**Фрагмент документа:**
------
Детям моим. Воспоминания прошлых лет
Все, все, что гибелью грозит,
Для сердца смертного таит
Неизъяснимы наслажденья —
Бессмертья, может быть залог,
И счастлив тот, кто средь волненья
Их обретать и ведать мог.
1920.VII.9. Вот именно, там, где спокойный ход жизни нарушен, где разрывается ткань обычной причинности, там виделись мне залоги духовности бытия, – пожалуй, бессмертия, в котором, впрочем, я был всегда уверен настолько прочно, что оно меня даже мало занимало, как не стало занимать и впоследствии и подразумевалось само собою.
Весь мир был сказкою, в одних местах притаившеюся, в других – открытою. Но и там, где сказка мира казалась спящей, я видел притворство: глаза ее были приоткрыты и сквозь ресницы высматривали ожидательно.
Сказки. Вопреки прирожденному сказочному складу всего моего мирочувствия, родители всячески отделяли меня от мира сказок. Одной из причин к тому была моя чрезмерная впечатлительность; представлялось родителям, что введение меня в мир «фантазии» будет ущербом моему здоровью, и без того слабому, так что мою чересчур возбудимую нервную систему оберегали от впечатлений, в которых не неосновательно предвидели богатую пищу для страхов и чувства таинственности природы. Но, кроме того, родителям казалось необходимо оберегать меня и в смысле мировоззрения, чтобы с детства внедрить мне взгляды естественнонаучные и забронировать доступ мыслям о мире потустороннем.
------
**Исходные данные:**

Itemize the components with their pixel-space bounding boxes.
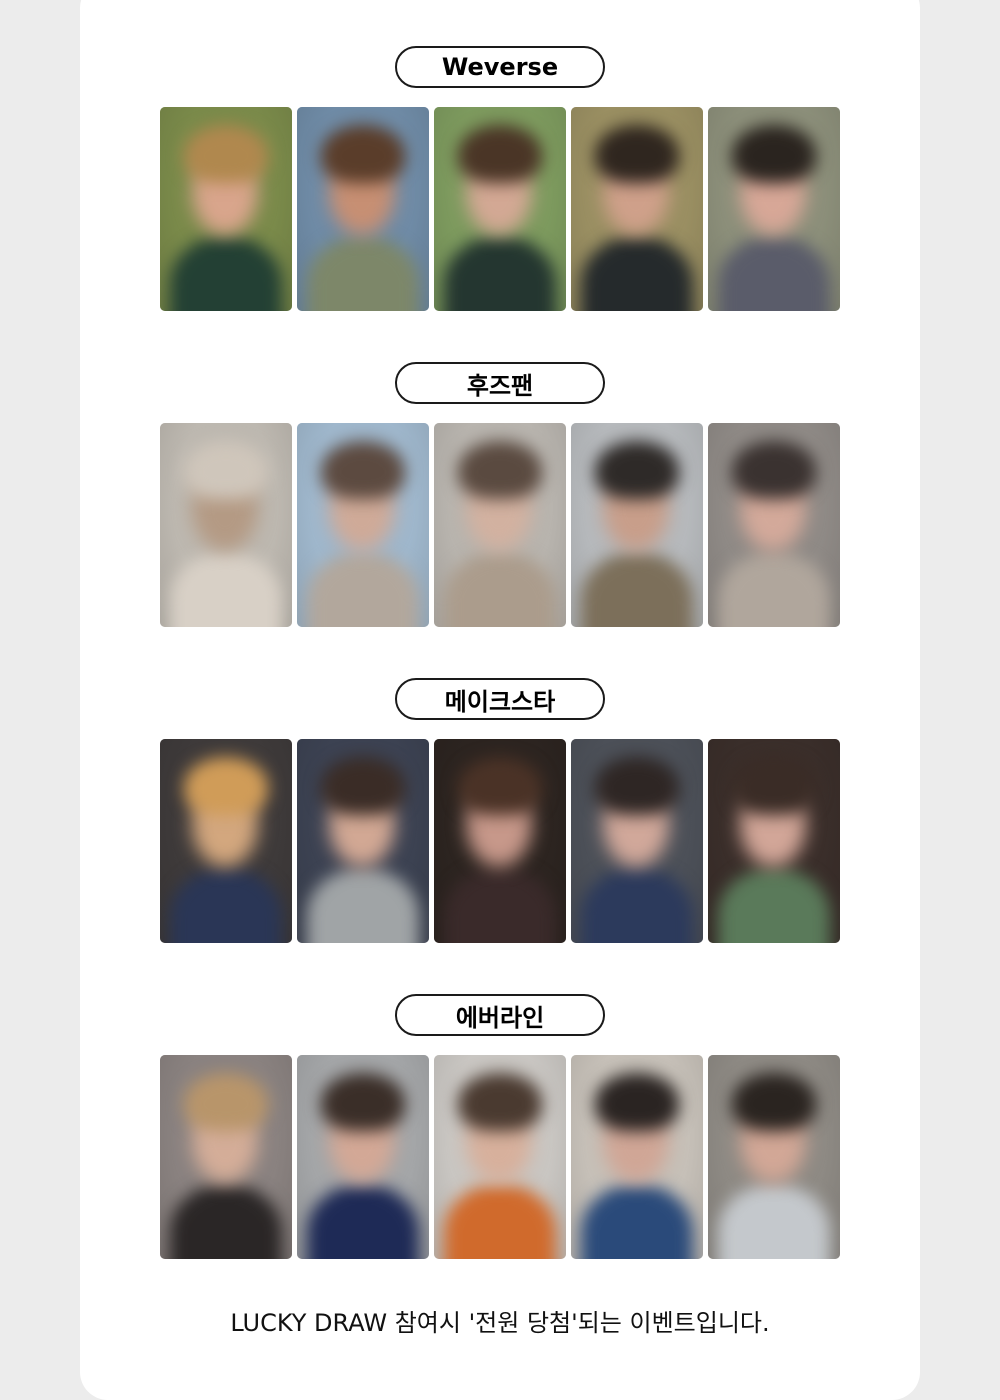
photocard-image xyxy=(434,423,566,627)
photocard-image xyxy=(160,739,292,943)
photocard-image xyxy=(571,739,703,943)
section-label: 에버라인 xyxy=(395,994,605,1036)
section-label: 후즈팬 xyxy=(395,362,605,404)
section-label: Weverse xyxy=(395,46,605,88)
photocard-image xyxy=(160,1055,292,1259)
photocard-image xyxy=(160,107,292,311)
photocard-row xyxy=(160,107,840,311)
photocard-image xyxy=(571,1055,703,1259)
photocard-image xyxy=(434,739,566,943)
photocard-image xyxy=(571,107,703,311)
photocard-image xyxy=(434,1055,566,1259)
photocard-image xyxy=(297,107,429,311)
photocard-image xyxy=(297,1055,429,1259)
photocard-image xyxy=(708,739,840,943)
photocard-image xyxy=(434,107,566,311)
photocard-image xyxy=(708,107,840,311)
photocard-image xyxy=(160,423,292,627)
photocard-row xyxy=(160,423,840,627)
event-notice-text: LUCKY DRAW 참여시 '전원 당첨'되는 이벤트입니다. xyxy=(230,1309,770,1337)
photocard-image xyxy=(571,423,703,627)
photocard-image xyxy=(708,1055,840,1259)
photocard-image xyxy=(297,739,429,943)
photocard-image xyxy=(297,423,429,627)
section-label: 메이크스타 xyxy=(395,678,605,720)
photocard-image xyxy=(708,423,840,627)
photocard-row xyxy=(160,1055,840,1259)
photocard-row xyxy=(160,739,840,943)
------
**Что сделать:**
**A.** Процитируйте фрагмент воспоминаний дословно: начните со слов «1920.VII.9. Вот именно, там, где» и остановитесь после слов «ресницы высматривали ожидательно.».
**B.** Какую черту рассказчика фрагмент воспоминаний называет одной из причин, по которым родители отделяли его от мира сказок?
Отвечайте только на основе фрагмента воспоминаний.

**Ответы по заданиям:**
**A.**
1920.VII.9. Вот именно, там, где спокойный ход жизни нарушен, где разрывается ткань обычной причинности, там виделись мне залоги духовности бытия, – пожалуй, бессмертия, в котором, впрочем, я был всегда уверен настолько прочно, что оно меня даже мало занимало, как не стало занимать и впоследствии и подразумевалось само собою.
Весь мир был сказкою, в одних местах притаившеюся, в других – открытою. Но и там, где сказка мира казалась спящей, я видел притворство: глаза ее были приоткрыты и сквозь ресницы высматривали ожидательно.

**B.** Чрезмерную впечатлительность.